→ 任务说明
1: 请将下方摘录中的英文句子"5 years plus experience in project management, six sigma and DOE is preferred."译为中文。
2: 根据下方摘录，调用 spacy.load 时加载的是哪一个模型？

→ 摘录
◆ ◆ ◆ ◆ ◆ ◆ ◆
In [14]:
import spacy
from spacy_conll import ConllFormatter

from pprint import pprint
from collections import defaultdict, OrderedDict

## 例句

In [15]:
string1 = 'PhD degree in Material Science, Polymer Science, Chemical Engineering or Chemistry Discipline.'
string2 = 'Strong knowledge in computer vision, including image registration, segmentation, classification, object detection.'
string3 = '5 years plus experience in project management, six sigma and DOE is preferred.'
string4 = 'Experience working with and extracting value from large、 disconnected、 unstructured datasets'
string5 = 'Develop a test plan including functional QA, integration testing, string testing, ICAT, ECAT, etc.'
string6 = 'Perform data analysis including data mapping, report analysis, interface definitions'
string7 = 'Develop functional specifications in a team environment, as well as derive use cases where appropriate'

test_list = [string1,string2,string3,string4,string5,string6,string7]

In [16]:
string = string2

## 依存句法分析

In [17]:
nlp = spacy.load("en_core_web_sm")
◆ ◆ ◆ ◆ ◆ ◆ ◆
→ 原始资料
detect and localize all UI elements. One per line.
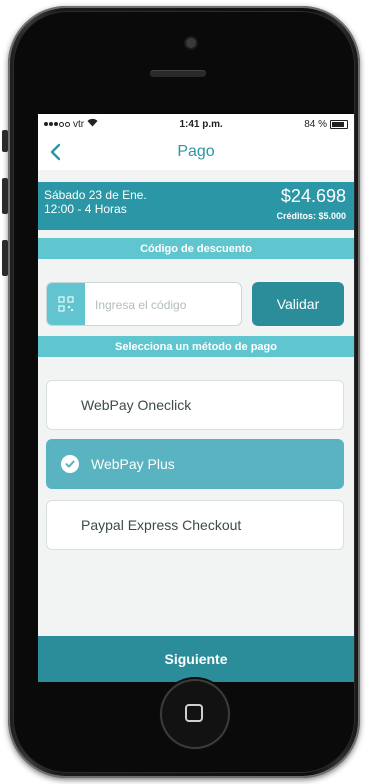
◆ ◆ ◆ ◆ ◆ ◆ ◆
→ 参考答案
1: 具有5年以上项目管理、六西格玛及DOE经验者优先。

2: en_core_web_sm